#### REQUIRED WORK:
Report, word for word, every line of the material that contains "label".
— Begin —
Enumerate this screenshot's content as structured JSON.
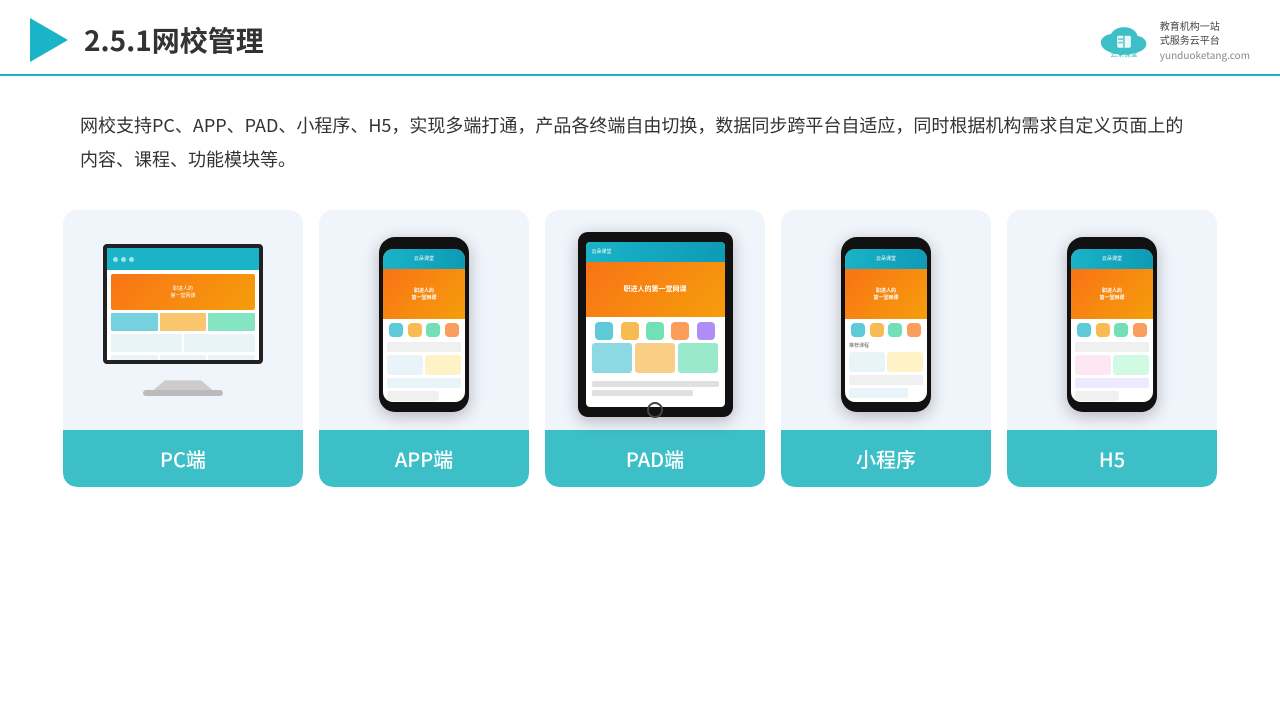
{
  "header": {
    "title_prefix": "2.5.1",
    "title_main": "网校管理"
  },
  "logo": {
    "brand": "云朵课堂",
    "domain": "yunduoketang.com",
    "tagline": "教育机构一站\n式服务云平台"
  },
  "description": "网校支持PC、APP、PAD、小程序、H5，实现多端打通，产品各终端自由切换，数据同步跨平台自适应，同时根据机构需求自定义页面上的内容、课程、功能模块等。",
  "cards": [
    {
      "id": "pc",
      "label": "PC端",
      "type": "pc"
    },
    {
      "id": "app",
      "label": "APP端",
      "type": "phone"
    },
    {
      "id": "pad",
      "label": "PAD端",
      "type": "tablet"
    },
    {
      "id": "miniapp",
      "label": "小程序",
      "type": "phone"
    },
    {
      "id": "h5",
      "label": "H5",
      "type": "phone"
    }
  ],
  "accent_color": "#3dbfc8"
}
— End —
#### EXERCISE SOLUTION:
      "label": "PC端",
      "label": "APP端",
      "label": "PAD端",
      "label": "小程序",
      "label": "H5",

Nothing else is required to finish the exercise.